* Goal of the exercise *
Write down nothing except how many lines in the entries contain "content".

* The data *
-.-.-
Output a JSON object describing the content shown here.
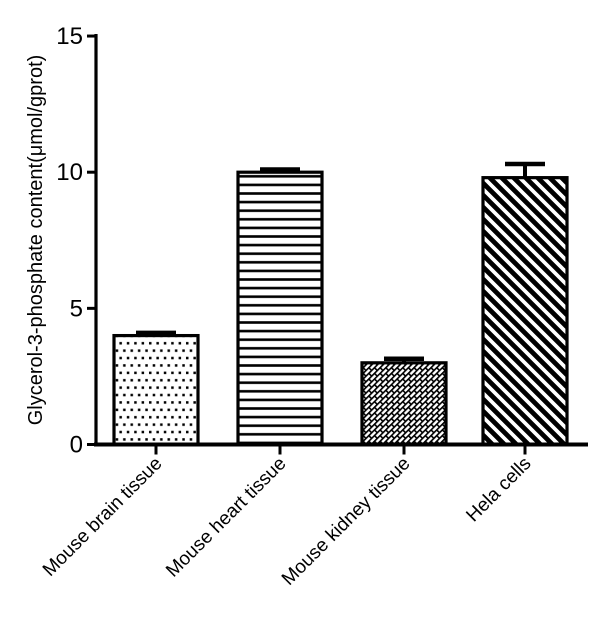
{
  "figure": {
    "background": "#ffffff",
    "ink": "#000000"
  },
  "chart_data": {
    "type": "bar",
    "title": "",
    "ylabel": "Glycerol-3-phosphate content(μmol/gprot)",
    "xlabel": "",
    "categories": [
      "Mouse brain tissue",
      "Mouse heart tissue",
      "Mouse kidney tissue",
      "Hela cells"
    ],
    "values": [
      4.0,
      10.0,
      3.0,
      9.8
    ],
    "errors": [
      0.1,
      0.1,
      0.15,
      0.5
    ],
    "error_bar_style": "upper cap only",
    "yticks": [
      0,
      5,
      10,
      15
    ],
    "ytick_labels": [
      "0",
      "5",
      "10",
      "15"
    ],
    "ylim": [
      0,
      15
    ],
    "bar_patterns": [
      "dots",
      "horizontal-lines",
      "diagonal-bricks",
      "diagonal-stripes"
    ],
    "bar_fill": "#ffffff",
    "bar_stroke": "#000000",
    "grid": false,
    "legend": "none",
    "x_label_rotation_deg": 45
  }
}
-.-.-
* Exercise solution *
2